How many of the lines here include "legend"? Answer with a single number.

Dataset excerpts
☆ ☆ ☆ ☆

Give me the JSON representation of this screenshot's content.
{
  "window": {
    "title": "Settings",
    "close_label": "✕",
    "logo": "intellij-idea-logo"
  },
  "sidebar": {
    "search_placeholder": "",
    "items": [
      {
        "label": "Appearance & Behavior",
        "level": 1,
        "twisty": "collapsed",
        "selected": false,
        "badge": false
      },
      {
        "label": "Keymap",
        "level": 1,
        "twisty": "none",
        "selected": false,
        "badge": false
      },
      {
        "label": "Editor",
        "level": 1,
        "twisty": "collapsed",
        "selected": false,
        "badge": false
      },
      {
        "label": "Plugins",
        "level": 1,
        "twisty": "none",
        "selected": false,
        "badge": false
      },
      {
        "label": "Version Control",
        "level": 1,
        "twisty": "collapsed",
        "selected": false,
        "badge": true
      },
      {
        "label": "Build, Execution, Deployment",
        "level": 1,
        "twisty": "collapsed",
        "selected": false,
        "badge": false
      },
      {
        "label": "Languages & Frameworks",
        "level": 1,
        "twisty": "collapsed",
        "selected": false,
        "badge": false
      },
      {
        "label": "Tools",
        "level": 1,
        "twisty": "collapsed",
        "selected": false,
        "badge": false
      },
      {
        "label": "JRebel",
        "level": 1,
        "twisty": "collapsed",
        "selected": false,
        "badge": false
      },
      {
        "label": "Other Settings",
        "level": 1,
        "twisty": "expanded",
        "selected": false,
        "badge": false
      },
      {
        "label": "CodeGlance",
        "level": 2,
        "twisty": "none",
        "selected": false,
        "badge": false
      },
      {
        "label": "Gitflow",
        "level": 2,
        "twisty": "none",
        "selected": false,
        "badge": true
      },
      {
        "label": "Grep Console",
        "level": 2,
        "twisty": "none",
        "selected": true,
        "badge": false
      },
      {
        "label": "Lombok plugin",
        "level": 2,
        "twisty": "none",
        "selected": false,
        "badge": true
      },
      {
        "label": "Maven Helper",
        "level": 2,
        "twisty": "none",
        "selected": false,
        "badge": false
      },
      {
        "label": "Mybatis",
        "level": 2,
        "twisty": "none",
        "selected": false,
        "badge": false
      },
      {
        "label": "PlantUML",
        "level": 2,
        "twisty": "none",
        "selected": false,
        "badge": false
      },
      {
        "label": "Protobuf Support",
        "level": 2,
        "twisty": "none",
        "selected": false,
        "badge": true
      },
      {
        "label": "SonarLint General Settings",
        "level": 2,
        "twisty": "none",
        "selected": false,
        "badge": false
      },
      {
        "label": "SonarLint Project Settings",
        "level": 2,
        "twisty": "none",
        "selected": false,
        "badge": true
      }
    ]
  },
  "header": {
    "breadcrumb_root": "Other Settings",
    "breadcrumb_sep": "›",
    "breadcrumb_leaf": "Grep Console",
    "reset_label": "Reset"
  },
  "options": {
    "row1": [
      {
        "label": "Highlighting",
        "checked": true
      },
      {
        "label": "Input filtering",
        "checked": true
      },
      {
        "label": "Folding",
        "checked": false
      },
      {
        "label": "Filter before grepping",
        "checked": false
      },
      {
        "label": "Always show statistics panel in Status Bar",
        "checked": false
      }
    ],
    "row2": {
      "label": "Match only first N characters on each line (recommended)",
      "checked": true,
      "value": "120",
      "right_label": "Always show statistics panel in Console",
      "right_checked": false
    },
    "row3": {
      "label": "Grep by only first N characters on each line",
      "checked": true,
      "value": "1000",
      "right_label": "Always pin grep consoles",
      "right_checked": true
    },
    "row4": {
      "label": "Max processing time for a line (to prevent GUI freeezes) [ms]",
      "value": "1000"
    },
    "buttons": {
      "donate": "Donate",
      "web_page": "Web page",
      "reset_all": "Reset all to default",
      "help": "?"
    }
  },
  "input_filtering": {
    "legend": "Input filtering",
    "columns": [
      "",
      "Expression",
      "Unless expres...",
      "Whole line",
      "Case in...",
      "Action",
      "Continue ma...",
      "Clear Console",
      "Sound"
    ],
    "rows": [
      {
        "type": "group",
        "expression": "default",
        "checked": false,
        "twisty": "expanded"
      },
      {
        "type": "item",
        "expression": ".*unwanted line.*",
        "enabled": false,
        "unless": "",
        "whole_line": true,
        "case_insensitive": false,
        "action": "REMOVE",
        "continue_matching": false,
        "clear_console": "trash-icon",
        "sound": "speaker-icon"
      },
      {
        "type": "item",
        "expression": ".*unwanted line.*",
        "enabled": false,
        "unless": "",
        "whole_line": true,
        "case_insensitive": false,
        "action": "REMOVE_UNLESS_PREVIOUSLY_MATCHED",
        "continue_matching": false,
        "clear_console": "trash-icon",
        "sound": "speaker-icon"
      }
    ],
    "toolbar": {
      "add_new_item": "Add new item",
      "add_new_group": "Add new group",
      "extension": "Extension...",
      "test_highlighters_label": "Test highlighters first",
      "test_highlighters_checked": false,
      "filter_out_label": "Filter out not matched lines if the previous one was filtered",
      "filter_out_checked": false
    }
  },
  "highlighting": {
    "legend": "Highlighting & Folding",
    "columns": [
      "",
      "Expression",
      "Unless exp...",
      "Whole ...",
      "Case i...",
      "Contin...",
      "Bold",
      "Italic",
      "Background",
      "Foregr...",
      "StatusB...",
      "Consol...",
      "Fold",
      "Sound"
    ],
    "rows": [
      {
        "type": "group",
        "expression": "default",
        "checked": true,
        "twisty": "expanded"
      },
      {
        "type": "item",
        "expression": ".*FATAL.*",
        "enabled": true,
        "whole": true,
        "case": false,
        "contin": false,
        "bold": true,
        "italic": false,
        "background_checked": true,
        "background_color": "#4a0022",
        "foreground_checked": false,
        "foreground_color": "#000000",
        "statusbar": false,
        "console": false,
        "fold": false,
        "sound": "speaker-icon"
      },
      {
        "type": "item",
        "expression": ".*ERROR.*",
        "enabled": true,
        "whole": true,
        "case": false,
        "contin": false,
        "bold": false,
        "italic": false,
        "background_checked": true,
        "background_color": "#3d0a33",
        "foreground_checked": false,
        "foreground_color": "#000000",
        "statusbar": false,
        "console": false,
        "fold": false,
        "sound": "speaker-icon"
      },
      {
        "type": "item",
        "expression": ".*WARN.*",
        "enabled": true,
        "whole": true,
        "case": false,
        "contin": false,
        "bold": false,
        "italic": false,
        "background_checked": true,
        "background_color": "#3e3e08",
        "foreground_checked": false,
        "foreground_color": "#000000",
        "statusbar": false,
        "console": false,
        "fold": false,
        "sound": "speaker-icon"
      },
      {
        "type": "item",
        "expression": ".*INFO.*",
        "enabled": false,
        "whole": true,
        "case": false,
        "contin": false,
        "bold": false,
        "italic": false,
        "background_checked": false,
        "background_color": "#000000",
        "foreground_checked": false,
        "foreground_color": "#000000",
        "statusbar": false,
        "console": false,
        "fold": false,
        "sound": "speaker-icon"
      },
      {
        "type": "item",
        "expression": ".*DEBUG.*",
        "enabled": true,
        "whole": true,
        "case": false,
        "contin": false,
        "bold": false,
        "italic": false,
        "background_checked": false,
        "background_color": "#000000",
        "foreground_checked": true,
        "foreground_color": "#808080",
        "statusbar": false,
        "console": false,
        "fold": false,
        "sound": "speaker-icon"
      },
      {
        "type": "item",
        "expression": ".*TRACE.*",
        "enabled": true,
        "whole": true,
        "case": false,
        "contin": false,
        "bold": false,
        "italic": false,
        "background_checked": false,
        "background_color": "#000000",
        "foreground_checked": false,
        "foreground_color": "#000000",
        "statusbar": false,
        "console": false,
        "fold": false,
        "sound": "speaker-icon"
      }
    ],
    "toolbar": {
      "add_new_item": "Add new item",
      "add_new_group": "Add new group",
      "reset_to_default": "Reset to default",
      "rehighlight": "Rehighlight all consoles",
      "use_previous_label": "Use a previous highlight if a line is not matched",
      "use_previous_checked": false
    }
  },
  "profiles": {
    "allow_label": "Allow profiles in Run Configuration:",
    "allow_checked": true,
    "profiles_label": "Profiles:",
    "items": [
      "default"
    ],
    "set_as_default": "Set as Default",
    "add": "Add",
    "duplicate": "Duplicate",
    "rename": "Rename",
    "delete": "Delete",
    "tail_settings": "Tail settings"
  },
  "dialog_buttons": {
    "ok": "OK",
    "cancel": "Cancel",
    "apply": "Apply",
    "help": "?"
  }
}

☆ ☆ ☆ ☆

## Written solution
2